* [WRITTEN EXERCISE] Quote the data below in full, please, without altering anything.

(Data items)
--- BEGIN ---

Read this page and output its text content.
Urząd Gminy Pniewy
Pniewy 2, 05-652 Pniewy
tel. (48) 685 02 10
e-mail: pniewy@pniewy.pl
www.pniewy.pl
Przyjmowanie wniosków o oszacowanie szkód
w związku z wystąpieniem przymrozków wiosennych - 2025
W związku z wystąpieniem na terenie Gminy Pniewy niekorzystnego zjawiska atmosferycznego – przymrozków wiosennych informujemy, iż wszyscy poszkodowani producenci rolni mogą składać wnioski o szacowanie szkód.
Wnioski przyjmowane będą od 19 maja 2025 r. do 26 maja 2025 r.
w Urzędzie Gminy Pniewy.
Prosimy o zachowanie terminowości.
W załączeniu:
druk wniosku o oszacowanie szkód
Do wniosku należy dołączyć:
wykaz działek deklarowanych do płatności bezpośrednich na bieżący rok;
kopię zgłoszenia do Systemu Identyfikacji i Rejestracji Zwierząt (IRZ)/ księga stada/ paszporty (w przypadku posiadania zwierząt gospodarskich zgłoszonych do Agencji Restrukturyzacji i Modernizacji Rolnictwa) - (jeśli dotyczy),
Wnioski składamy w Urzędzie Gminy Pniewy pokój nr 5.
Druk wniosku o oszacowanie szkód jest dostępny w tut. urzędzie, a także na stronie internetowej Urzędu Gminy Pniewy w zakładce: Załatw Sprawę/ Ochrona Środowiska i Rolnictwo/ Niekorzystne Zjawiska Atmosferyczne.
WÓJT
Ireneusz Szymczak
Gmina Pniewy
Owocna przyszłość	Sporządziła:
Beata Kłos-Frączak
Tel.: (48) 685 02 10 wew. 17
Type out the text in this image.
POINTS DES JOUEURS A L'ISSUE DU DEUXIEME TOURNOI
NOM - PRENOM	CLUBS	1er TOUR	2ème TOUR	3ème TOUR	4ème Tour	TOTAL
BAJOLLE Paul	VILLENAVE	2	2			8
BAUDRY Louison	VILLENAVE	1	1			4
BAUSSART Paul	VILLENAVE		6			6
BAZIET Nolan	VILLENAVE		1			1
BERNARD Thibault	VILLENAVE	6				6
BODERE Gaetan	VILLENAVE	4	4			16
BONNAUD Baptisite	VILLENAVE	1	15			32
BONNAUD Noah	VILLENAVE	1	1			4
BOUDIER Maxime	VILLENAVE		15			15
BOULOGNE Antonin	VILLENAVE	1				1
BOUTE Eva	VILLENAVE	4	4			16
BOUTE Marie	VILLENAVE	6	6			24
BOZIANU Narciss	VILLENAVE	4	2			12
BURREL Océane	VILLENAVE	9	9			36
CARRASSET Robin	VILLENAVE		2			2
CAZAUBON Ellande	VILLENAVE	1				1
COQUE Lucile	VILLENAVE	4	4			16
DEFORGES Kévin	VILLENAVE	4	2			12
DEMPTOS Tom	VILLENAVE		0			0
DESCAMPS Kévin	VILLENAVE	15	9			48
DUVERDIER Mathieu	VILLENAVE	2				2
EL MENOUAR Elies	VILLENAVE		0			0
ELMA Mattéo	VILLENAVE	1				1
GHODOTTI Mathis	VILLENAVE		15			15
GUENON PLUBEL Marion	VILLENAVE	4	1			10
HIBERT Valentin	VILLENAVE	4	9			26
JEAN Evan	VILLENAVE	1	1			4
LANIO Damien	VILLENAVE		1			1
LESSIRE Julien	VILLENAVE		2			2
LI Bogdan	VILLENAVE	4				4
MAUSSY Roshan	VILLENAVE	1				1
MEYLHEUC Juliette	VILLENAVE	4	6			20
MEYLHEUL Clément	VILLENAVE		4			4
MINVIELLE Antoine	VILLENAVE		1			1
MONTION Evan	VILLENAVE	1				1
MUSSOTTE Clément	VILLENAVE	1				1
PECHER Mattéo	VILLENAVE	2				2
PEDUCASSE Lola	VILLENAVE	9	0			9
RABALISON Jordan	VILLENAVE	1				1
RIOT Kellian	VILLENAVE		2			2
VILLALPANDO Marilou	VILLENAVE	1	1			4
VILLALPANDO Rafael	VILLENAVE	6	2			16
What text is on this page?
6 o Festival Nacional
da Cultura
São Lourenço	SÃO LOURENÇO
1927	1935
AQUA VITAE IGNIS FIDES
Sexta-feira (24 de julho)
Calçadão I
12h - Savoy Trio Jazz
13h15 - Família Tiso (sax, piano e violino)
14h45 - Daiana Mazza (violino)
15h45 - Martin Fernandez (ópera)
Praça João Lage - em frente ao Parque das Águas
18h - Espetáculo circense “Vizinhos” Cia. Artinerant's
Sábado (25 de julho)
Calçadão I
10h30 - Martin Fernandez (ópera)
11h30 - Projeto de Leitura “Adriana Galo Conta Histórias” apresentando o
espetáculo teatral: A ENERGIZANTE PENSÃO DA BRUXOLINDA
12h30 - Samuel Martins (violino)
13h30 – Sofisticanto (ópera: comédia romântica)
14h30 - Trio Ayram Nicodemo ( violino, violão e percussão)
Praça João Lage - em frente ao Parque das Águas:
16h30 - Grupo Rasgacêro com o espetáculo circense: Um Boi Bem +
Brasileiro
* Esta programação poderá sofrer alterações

--- END ---

* [RESULT FOR THIS EXERCISE]
Read this page and output its text content.
Urząd Gminy Pniewy
Pniewy 2, 05-652 Pniewy
tel. (48) 685 02 10
e-mail: pniewy@pniewy.pl
www.pniewy.pl
Przyjmowanie wniosków o oszacowanie szkód
w związku z wystąpieniem przymrozków wiosennych - 2025
W związku z wystąpieniem na terenie Gminy Pniewy niekorzystnego zjawiska atmosferycznego – przymrozków wiosennych informujemy, iż wszyscy poszkodowani producenci rolni mogą składać wnioski o szacowanie szkód.
Wnioski przyjmowane będą od 19 maja 2025 r. do 26 maja 2025 r.
w Urzędzie Gminy Pniewy.
Prosimy o zachowanie terminowości.
W załączeniu:
druk wniosku o oszacowanie szkód
Do wniosku należy dołączyć:
wykaz działek deklarowanych do płatności bezpośrednich na bieżący rok;
kopię zgłoszenia do Systemu Identyfikacji i Rejestracji Zwierząt (IRZ)/ księga stada/ paszporty (w przypadku posiadania zwierząt gospodarskich zgłoszonych do Agencji Restrukturyzacji i Modernizacji Rolnictwa) - (jeśli dotyczy),
Wnioski składamy w Urzędzie Gminy Pniewy pokój nr 5.
Druk wniosku o oszacowanie szkód jest dostępny w tut. urzędzie, a także na stronie internetowej Urzędu Gminy Pniewy w zakładce: Załatw Sprawę/ Ochrona Środowiska i Rolnictwo/ Niekorzystne Zjawiska Atmosferyczne.
WÓJT
Ireneusz Szymczak
Gmina Pniewy
Owocna przyszłość	Sporządziła:
Beata Kłos-Frączak
Tel.: (48) 685 02 10 wew. 17
Type out the text in this image.
POINTS DES JOUEURS A L'ISSUE DU DEUXIEME TOURNOI
NOM - PRENOM	CLUBS	1er TOUR	2ème TOUR	3ème TOUR	4ème Tour	TOTAL
BAJOLLE Paul	VILLENAVE	2	2			8
BAUDRY Louison	VILLENAVE	1	1			4
BAUSSART Paul	VILLENAVE		6			6
BAZIET Nolan	VILLENAVE		1			1
BERNARD Thibault	VILLENAVE	6				6
BODERE Gaetan	VILLENAVE	4	4			16
BONNAUD Baptisite	VILLENAVE	1	15			32
BONNAUD Noah	VILLENAVE	1	1			4
BOUDIER Maxime	VILLENAVE		15			15
BOULOGNE Antonin	VILLENAVE	1				1
BOUTE Eva	VILLENAVE	4	4			16
BOUTE Marie	VILLENAVE	6	6			24
BOZIANU Narciss	VILLENAVE	4	2			12
BURREL Océane	VILLENAVE	9	9			36
CARRASSET Robin	VILLENAVE		2			2
CAZAUBON Ellande	VILLENAVE	1				1
COQUE Lucile	VILLENAVE	4	4			16
DEFORGES Kévin	VILLENAVE	4	2			12
DEMPTOS Tom	VILLENAVE		0			0
DESCAMPS Kévin	VILLENAVE	15	9			48
DUVERDIER Mathieu	VILLENAVE	2				2
EL MENOUAR Elies	VILLENAVE		0			0
ELMA Mattéo	VILLENAVE	1				1
GHODOTTI Mathis	VILLENAVE		15			15
GUENON PLUBEL Marion	VILLENAVE	4	1			10
HIBERT Valentin	VILLENAVE	4	9			26
JEAN Evan	VILLENAVE	1	1			4
LANIO Damien	VILLENAVE		1			1
LESSIRE Julien	VILLENAVE		2			2
LI Bogdan	VILLENAVE	4				4
MAUSSY Roshan	VILLENAVE	1				1
MEYLHEUC Juliette	VILLENAVE	4	6			20
MEYLHEUL Clément	VILLENAVE		4			4
MINVIELLE Antoine	VILLENAVE		1			1
MONTION Evan	VILLENAVE	1				1
MUSSOTTE Clément	VILLENAVE	1				1
PECHER Mattéo	VILLENAVE	2				2
PEDUCASSE Lola	VILLENAVE	9	0			9
RABALISON Jordan	VILLENAVE	1				1
RIOT Kellian	VILLENAVE		2			2
VILLALPANDO Marilou	VILLENAVE	1	1			4
VILLALPANDO Rafael	VILLENAVE	6	2			16
What text is on this page?
6 o Festival Nacional
da Cultura
São Lourenço	SÃO LOURENÇO
1927	1935
AQUA VITAE IGNIS FIDES
Sexta-feira (24 de julho)
Calçadão I
12h - Savoy Trio Jazz
13h15 - Família Tiso (sax, piano e violino)
14h45 - Daiana Mazza (violino)
15h45 - Martin Fernandez (ópera)
Praça João Lage - em frente ao Parque das Águas
18h - Espetáculo circense “Vizinhos” Cia. Artinerant's
Sábado (25 de julho)
Calçadão I
10h30 - Martin Fernandez (ópera)
11h30 - Projeto de Leitura “Adriana Galo Conta Histórias” apresentando o
espetáculo teatral: A ENERGIZANTE PENSÃO DA BRUXOLINDA
12h30 - Samuel Martins (violino)
13h30 – Sofisticanto (ópera: comédia romântica)
14h30 - Trio Ayram Nicodemo ( violino, violão e percussão)
Praça João Lage - em frente ao Parque das Águas:
16h30 - Grupo Rasgacêro com o espetáculo circense: Um Boi Bem +
Brasileiro
* Esta programação poderá sofrer alterações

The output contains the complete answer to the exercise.